- **FRAGMENTO DEL TEXTO**:
- - -

Yo estoy de acuerdo con Jilar, que explica con lujo de detalles y abundancia de ejemplos lo que yo en el _post_ #4 solo había esbozado. Si bien se trata de ser fieles al original, también debemos tener en cuenta la manera normal y natural de expresarse en el _target language_.

Imaginemos esta situación:
Entra Pedrito corriendo del patio y gritando: ¡Mamá, mamá! ¡Carlitos me me acaba de arrojar un soldadito con un capirotazo!
La madre: ¡¿Con un qué?!
Pedrito: ¡Con un diestro movimiento de su dedo pulgar y mayor!
La madre: Carlitos, vení para acá.


Y ahora:
¡Mamá, mamá! ¡Carlitos me tiró con un soldadito y me lastimó!
La madre: Carlitos, vení para acá.

- - -

- **TAREA 1**: Imprime sin cambios todo lo que hay en el fragmento desde "Yo estoy de" hasta "pulgar y mayor!", ambos incluidos.

- **DATOS SIN PROCESAR**:
- - -

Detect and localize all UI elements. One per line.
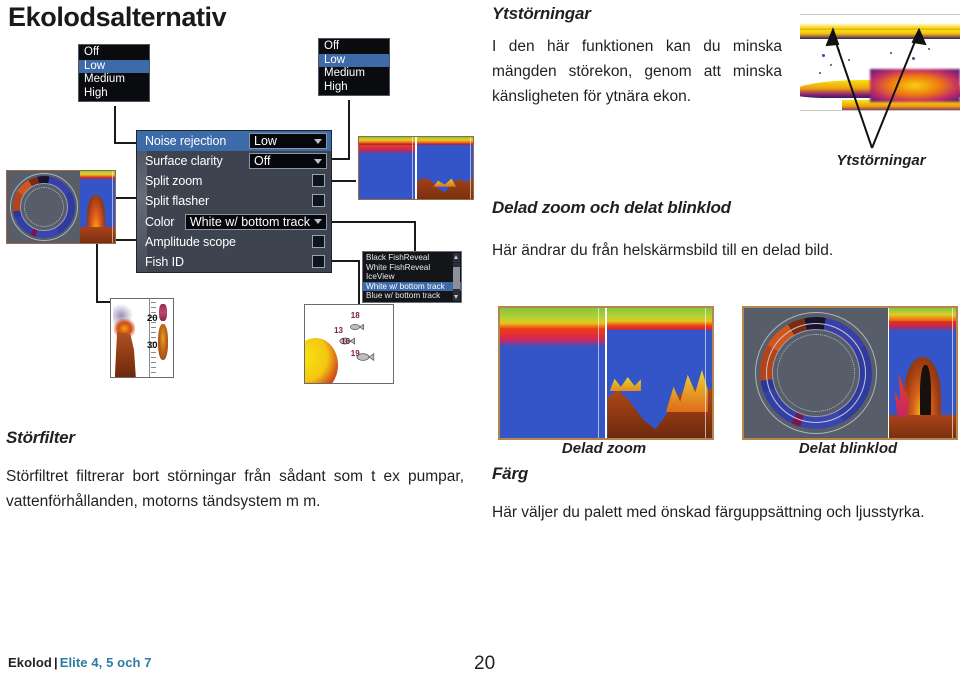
option-row-noise-rejection[interactable]: Noise rejection Low [137,131,331,152]
connector-amplitude-vertical [96,239,98,303]
option-row-split-flasher[interactable]: Split flasher [137,191,331,211]
sonar-zoom-left [359,137,416,199]
footer: Ekolod | Elite 4, 5 och 7 [8,655,152,670]
chevron-down-icon [314,219,322,225]
sonar-strip [80,171,115,243]
chevron-up-icon[interactable] [454,255,458,259]
connector-color-horizontal [332,221,416,223]
palette-item-white-bottom-track[interactable]: White w/ bottom track [363,281,461,292]
option-label-split-zoom: Split zoom [145,174,203,189]
option-value-text: Low [254,134,277,148]
connector-color-vertical [414,221,416,253]
dropdown-item-off[interactable]: Off [79,46,149,60]
dropdown-item-high[interactable]: High [319,81,389,95]
heading-farg: Färg [492,464,529,483]
caption-ytstorningar: Ytstörningar [836,152,926,169]
dropdown-item-low[interactable]: Low [79,59,149,73]
dropdown-item-low[interactable]: Low [319,53,389,67]
option-value-text: White w/ bottom track [189,214,310,229]
option-label-split-flasher: Split flasher [145,194,210,209]
option-label-noise-rejection: Noise rejection [145,134,227,149]
option-row-fish-id[interactable]: Fish ID [137,252,331,272]
footer-section-label: Ekolod [8,655,52,670]
body-delad-zoom: Här ändrar du från helskärmsbild till en… [492,242,834,259]
connector-amplitude-horizontal2 [96,301,110,303]
chevron-down-icon [314,158,322,164]
flasher-dial [7,171,81,243]
thumbnail-fish-id: 18 13 16 19 [304,304,394,384]
sonar-zoom-right [416,137,473,199]
option-value-noise-rejection[interactable]: Low [249,133,327,149]
caption-delad-zoom: Delad zoom [561,440,647,457]
checkbox-split-zoom[interactable] [312,174,325,188]
connector-fishid-horizontal [332,260,360,262]
connector-fishid-vertical [358,260,360,305]
amplitude-depth-label-30: 30 [146,339,158,351]
heading-ytstorningar: Ytstörningar [492,4,591,23]
image-delat-blinklod [742,306,958,440]
option-row-amplitude-scope[interactable]: Amplitude scope [137,232,331,252]
heading-delad-zoom: Delad zoom och delat blinklod [492,198,731,217]
palette-item-blue-bottom-track[interactable]: Blue w/ bottom track [363,291,461,301]
thumbnail-split-flasher [6,170,116,244]
footer-separator: | [53,655,58,670]
dropdown-surface-clarity[interactable]: Off Low Medium High [318,38,390,96]
sonar-delat-blinklod-right [889,308,956,438]
dropdown-noise-rejection[interactable]: Off Low Medium High [78,44,150,102]
connector-noise-horizontal [114,142,138,144]
palette-item-iceview[interactable]: IceView [363,272,461,282]
connector-surface-vertical [348,100,350,160]
option-label-amplitude-scope: Amplitude scope [145,234,236,249]
sonar-options-panel[interactable]: Noise rejection Low Surface clarity Off … [136,130,332,273]
dropdown-item-high[interactable]: High [79,87,149,101]
option-label-color: Color [145,214,175,229]
connector-splitzoom-horizontal [332,180,356,182]
option-row-surface-clarity[interactable]: Surface clarity Off [137,151,331,171]
image-ytstorningar-sonar [800,14,960,140]
fish-depth-label-19: 19 [350,349,360,359]
dropdown-item-off[interactable]: Off [319,40,389,54]
scrollbar-color-palette[interactable] [453,253,460,301]
flasher-dial-large [744,308,889,438]
option-row-color[interactable]: Color White w/ bottom track [137,212,331,232]
sonar-delad-zoom-right [607,308,712,438]
option-label-fish-id: Fish ID [145,254,184,269]
palette-item-white-fishreveal[interactable]: White FishReveal [363,263,461,273]
option-value-surface-clarity[interactable]: Off [249,153,327,170]
manual-page: Ekolodsalternativ Off Low Medium High Of… [0,0,960,692]
thumbnail-amplitude-scope: 20 30 [110,298,174,378]
body-storfilter: Störfiltret filtrerar bort störningar fr… [6,468,464,510]
fish-depth-label-16: 16 [341,336,350,346]
palette-item-black-fishreveal[interactable]: Black FishReveal [363,253,461,263]
dropdown-color-palette[interactable]: Black FishReveal White FishReveal IceVie… [362,251,462,303]
option-value-text: Off [254,154,271,169]
sonar-delad-zoom-left [500,308,605,438]
footer-product-label: Elite 4, 5 och 7 [59,655,152,670]
chevron-down-icon[interactable] [454,294,458,299]
connector-splitflasher-horizontal [114,197,138,199]
chevron-down-icon [314,138,322,144]
body-farg: Här väljer du palett med önskad färgupps… [492,504,925,521]
heading-storfilter: Störfilter [6,428,75,447]
scrollbar-thumb[interactable] [453,267,460,289]
checkbox-fish-id[interactable] [312,254,325,268]
dropdown-item-medium[interactable]: Medium [79,73,149,87]
page-number: 20 [474,653,496,674]
caption-delat-blinklod: Delat blinklod [798,440,898,457]
option-label-surface-clarity: Surface clarity [145,154,223,169]
amplitude-depth-label-20: 20 [146,313,158,325]
checkbox-amplitude-scope[interactable] [312,234,325,248]
checkbox-split-flasher[interactable] [312,194,325,208]
body-ytstorningar: I den här funktionen kan du minska mängd… [492,38,782,105]
fish-depth-label-18: 18 [350,311,360,321]
image-delad-zoom [498,306,714,440]
connector-surface-horizontal [332,158,350,160]
thumbnail-split-zoom [358,136,474,200]
page-title: Ekolodsalternativ [8,2,227,32]
connector-noise-vertical [114,106,116,144]
option-row-split-zoom[interactable]: Split zoom [137,171,331,191]
fish-depth-label-13: 13 [334,326,343,336]
option-value-color[interactable]: White w/ bottom track [184,213,327,230]
dropdown-item-medium[interactable]: Medium [319,67,389,81]
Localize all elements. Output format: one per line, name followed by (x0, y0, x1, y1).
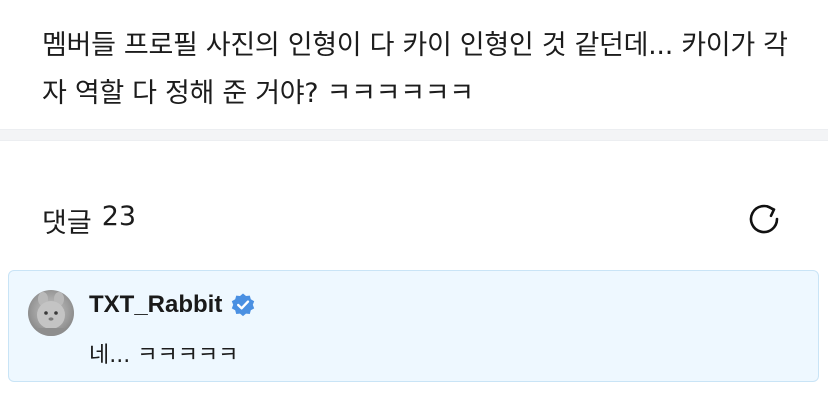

- - -

- **TAREA 2**: Reúne cada línea de las entradas que contenga la cadena "ytstorningar" y cópiala sin modificar.

- **RESPUESTA COMPLETA 1**:
Yo estoy de acuerdo con Jilar, que explica con lujo de detalles y abundancia de ejemplos lo que yo en el _post_ #4 solo había esbozado. Si bien se trata de ser fieles al original, también debemos tener en cuenta la manera normal y natural de expresarse en el _target language_.

Imaginemos esta situación:
Entra Pedrito corriendo del patio y gritando: ¡Mamá, mamá! ¡Carlitos me me acaba de arrojar un soldadito con un capirotazo!
La madre: ¡¿Con un qué?!
Pedrito: ¡Con un diestro movimiento de su dedo pulgar y mayor!

- **RESPUESTA COMPLETA 2**:
caption-ytstorningar: Ytstörningar [836,152,926,169]
heading-ytstorningar: Ytstörningar [492,4,591,23]
image-ytstorningar-sonar [800,14,960,140]
body-ytstorningar: I den här funktionen kan du minska mängd… [492,38,782,105]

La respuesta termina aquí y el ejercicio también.